Scan the records below. List lines holding "page".
++++++
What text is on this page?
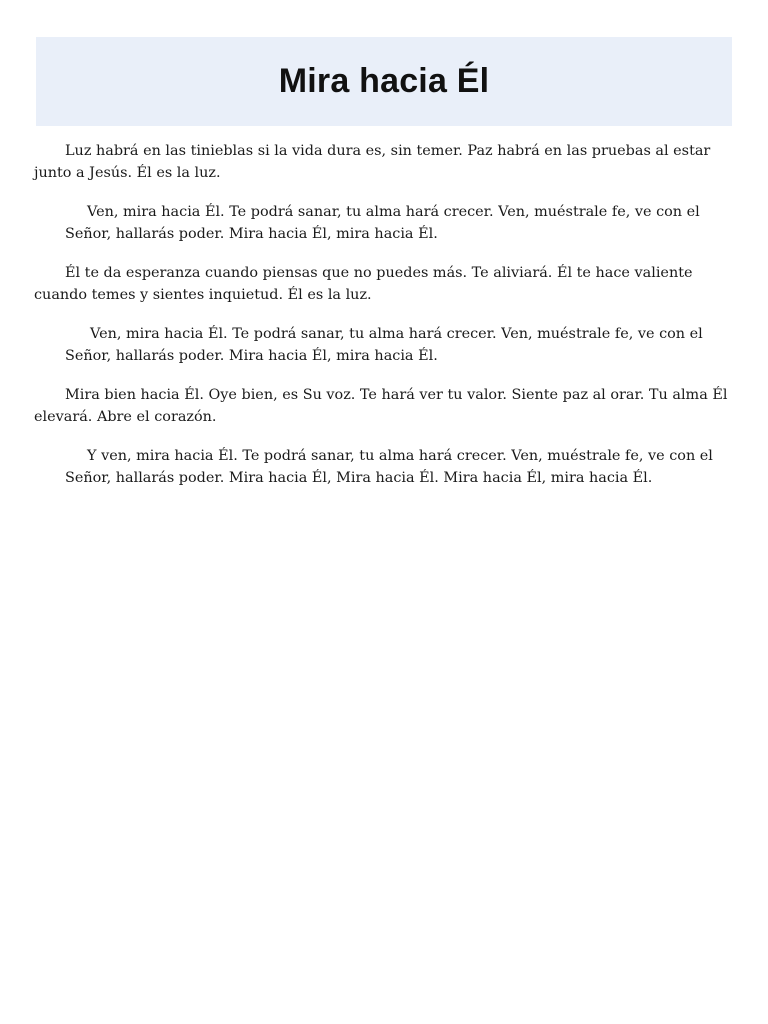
Mira hacia Él

Luz habrá en las tinieblas si la vida dura es, sin temer. Paz habrá en las pruebas al estar junto a Jesús. Él es la luz.

Ven, mira hacia Él. Te podrá sanar, tu alma hará crecer. Ven, muéstrale fe, ve con el Señor, hallarás poder. Mira hacia Él, mira hacia Él.

Él te da esperanza cuando piensas que no puedes más. Te aliviará. Él te hace valiente cuando temes y sientes inquietud. Él es la luz.

Ven, mira hacia Él. Te podrá sanar, tu alma hará crecer. Ven, muéstrale fe, ve con el Señor, hallarás poder. Mira hacia Él, mira hacia Él.

Mira bien hacia Él. Oye bien, es Su voz. Te hará ver tu valor. Siente paz al orar. Tu alma Él elevará. Abre el corazón.

Y ven, mira hacia Él. Te podrá sanar, tu alma hará crecer. Ven, muéstrale fe, ve con el Señor, hallarás poder. Mira hacia Él, Mira hacia Él. Mira hacia Él, mira hacia Él.
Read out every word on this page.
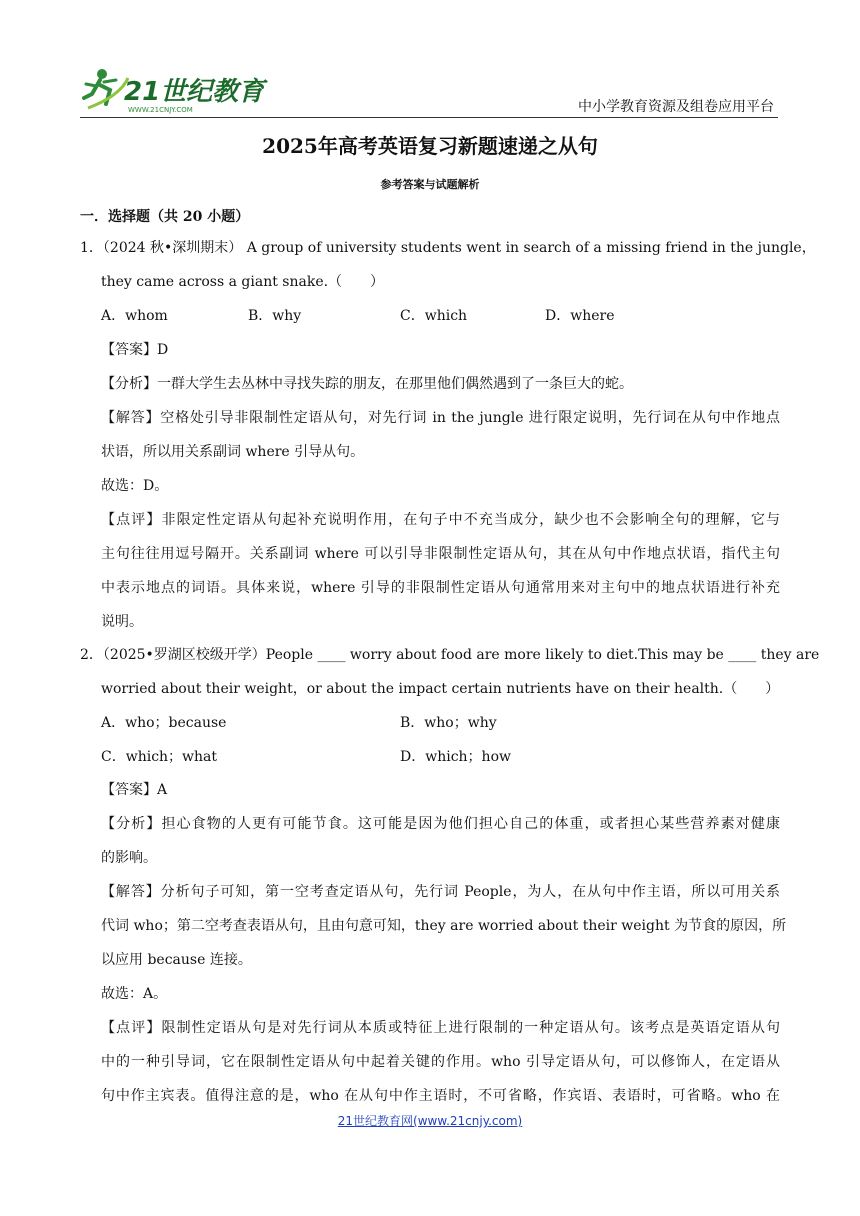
21世纪教育
WWW.21CNJY.COM	中小学教育资源及组卷应用平台
2025年高考英语复习新题速递之从句
参考答案与试题解析
一．选择题（共 20 小题）
1．（2024 秋•深圳期末） A group of university students went in search of a missing friend in the jungle，
they came across a giant snake.（　　）
A．whom	B．why	C．which	D．where
【答案】D
【分析】一群大学生去丛林中寻找失踪的朋友，在那里他们偶然遇到了一条巨大的蛇。
【解答】空格处引导非限制性定语从句，对先行词 in the jungle 进行限定说明，先行词在从句中作地点
状语，所以用关系副词 where 引导从句。
故选：D。
【点评】非限定性定语从句起补充说明作用，在句子中不充当成分，缺少也不会影响全句的理解，它与
主句往往用逗号隔开。关系副词 where 可以引导非限制性定语从句，其在从句中作地点状语，指代主句
中表示地点的词语。具体来说，where 引导的非限制性定语从句通常用来对主句中的地点状语进行补充
说明。
2．（2025•罗湖区校级开学）People ____ worry about food are more likely to diet.This may be ____ they are
worried about their weight，or about the impact certain nutrients have on their health.（　　）
A．who；because	B．who；why
C．which；what	D．which；how
【答案】A
【分析】担心食物的人更有可能节食。这可能是因为他们担心自己的体重，或者担心某些营养素对健康
的影响。
【解答】分析句子可知，第一空考查定语从句，先行词 People，为人，在从句中作主语，所以可用关系
代词 who；第二空考查表语从句，且由句意可知，they are worried about their weight 为节食的原因，所
以应用 because 连接。
故选：A。
【点评】限制性定语从句是对先行词从本质或特征上进行限制的一种定语从句。该考点是英语定语从句
中的一种引导词，它在限制性定语从句中起着关键的作用。who 引导定语从句，可以修饰人，在定语从
句中作主宾表。值得注意的是，who 在从句中作主语时，不可省略，作宾语、表语时，可省略。who 在
21世纪教育网(www.21cnjy.com)
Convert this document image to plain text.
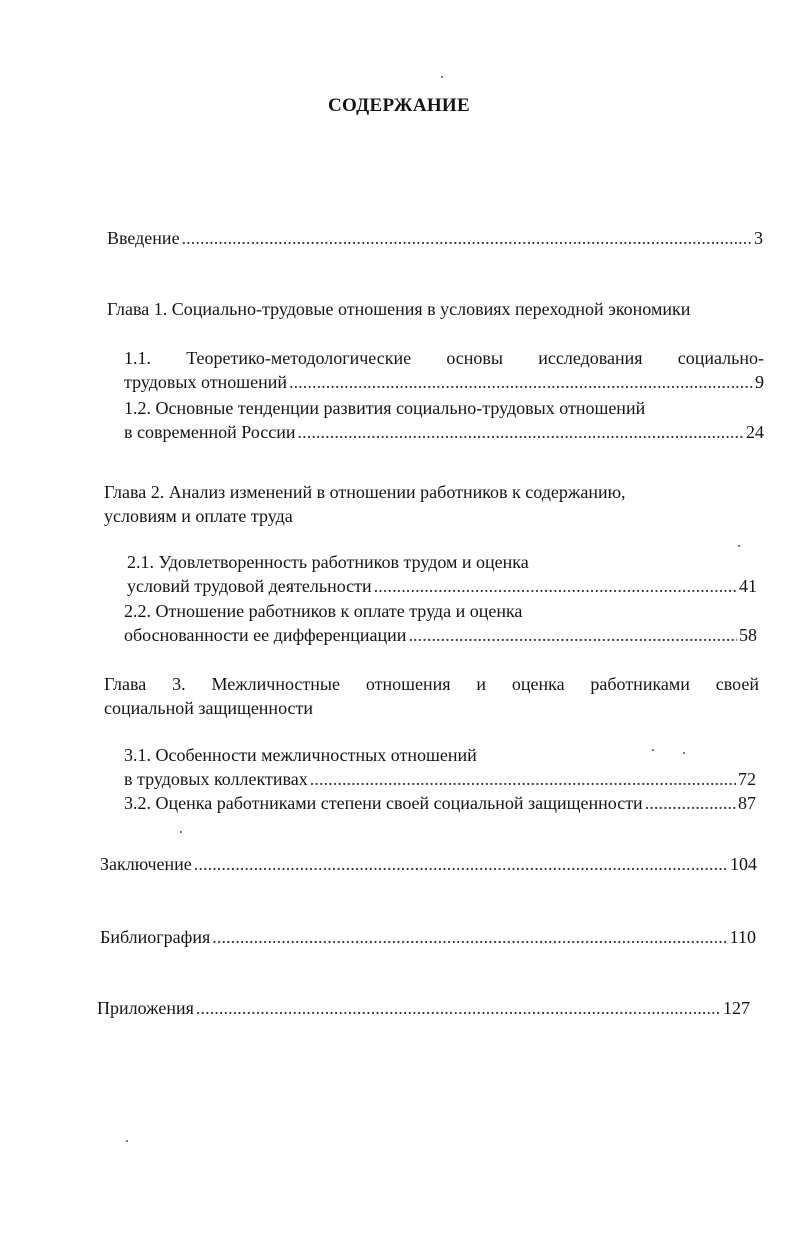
СОДЕРЖАНИЕ
Введение . . .	3
Глава 1. Социально-трудовые отношения в условиях переходной экономики
1.1. Теоретико-методологические основы исследования социально-
трудовых отношений . . .	9
1.2. Основные тенденции развития социально-трудовых отношений
в современной России . . .	24
Глава 2. Анализ изменений в отношении работников к содержанию,
условиям и оплате труда
2.1. Удовлетворенность работников трудом и оценка
условий трудовой деятельности . . .	41
2.2. Отношение работников к оплате труда и оценка
обоснованности ее дифференциации . . .	58
Глава 3. Межличностные отношения и оценка работниками своей
социальной защищенности
3.1. Особенности межличностных отношений
в трудовых коллективах . . .	72
3.2. Оценка работниками степени своей социальной защищенности . . .	87
Заключение . . .	104
Библиография . . .	110
Приложения . . .	127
++++++
__Task output__:
What text is on this page?
Read out every word on this page.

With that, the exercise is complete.